• Exercise:
Beneath this sentence is a set of records; write each of them out exactly.

begin Dataset records

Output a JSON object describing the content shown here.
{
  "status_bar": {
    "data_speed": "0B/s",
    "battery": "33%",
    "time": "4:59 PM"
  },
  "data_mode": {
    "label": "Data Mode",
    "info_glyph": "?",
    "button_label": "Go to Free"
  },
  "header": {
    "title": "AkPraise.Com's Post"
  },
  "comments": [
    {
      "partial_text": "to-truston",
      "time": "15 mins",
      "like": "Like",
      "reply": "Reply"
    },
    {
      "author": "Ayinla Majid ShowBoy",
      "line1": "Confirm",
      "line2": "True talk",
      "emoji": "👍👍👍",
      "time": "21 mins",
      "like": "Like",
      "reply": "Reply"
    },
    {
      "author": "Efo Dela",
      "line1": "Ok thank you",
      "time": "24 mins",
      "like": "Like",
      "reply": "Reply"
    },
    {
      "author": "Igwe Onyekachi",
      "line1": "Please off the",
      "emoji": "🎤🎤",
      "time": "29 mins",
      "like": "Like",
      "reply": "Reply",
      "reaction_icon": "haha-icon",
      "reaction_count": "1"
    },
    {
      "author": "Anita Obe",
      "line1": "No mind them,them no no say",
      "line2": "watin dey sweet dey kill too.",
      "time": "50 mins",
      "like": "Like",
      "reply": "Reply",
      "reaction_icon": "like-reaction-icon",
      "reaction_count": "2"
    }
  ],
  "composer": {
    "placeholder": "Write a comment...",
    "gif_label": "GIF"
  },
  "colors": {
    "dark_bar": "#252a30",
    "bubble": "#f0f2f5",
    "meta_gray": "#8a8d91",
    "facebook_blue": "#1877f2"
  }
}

end Dataset records

• Problem solution:
Output a JSON object describing the content shown here.
{
  "status_bar": {
    "data_speed": "0B/s",
    "battery": "33%",
    "time": "4:59 PM"
  },
  "data_mode": {
    "label": "Data Mode",
    "info_glyph": "?",
    "button_label": "Go to Free"
  },
  "header": {
    "title": "AkPraise.Com's Post"
  },
  "comments": [
    {
      "partial_text": "to-truston",
      "time": "15 mins",
      "like": "Like",
      "reply": "Reply"
    },
    {
      "author": "Ayinla Majid ShowBoy",
      "line1": "Confirm",
      "line2": "True talk",
      "emoji": "👍👍👍",
      "time": "21 mins",
      "like": "Like",
      "reply": "Reply"
    },
    {
      "author": "Efo Dela",
      "line1": "Ok thank you",
      "time": "24 mins",
      "like": "Like",
      "reply": "Reply"
    },
    {
      "author": "Igwe Onyekachi",
      "line1": "Please off the",
      "emoji": "🎤🎤",
      "time": "29 mins",
      "like": "Like",
      "reply": "Reply",
      "reaction_icon": "haha-icon",
      "reaction_count": "1"
    },
    {
      "author": "Anita Obe",
      "line1": "No mind them,them no no say",
      "line2": "watin dey sweet dey kill too.",
      "time": "50 mins",
      "like": "Like",
      "reply": "Reply",
      "reaction_icon": "like-reaction-icon",
      "reaction_count": "2"
    }
  ],
  "composer": {
    "placeholder": "Write a comment...",
    "gif_label": "GIF"
  },
  "colors": {
    "dark_bar": "#252a30",
    "bubble": "#f0f2f5",
    "meta_gray": "#8a8d91",
    "facebook_blue": "#1877f2"
  }
}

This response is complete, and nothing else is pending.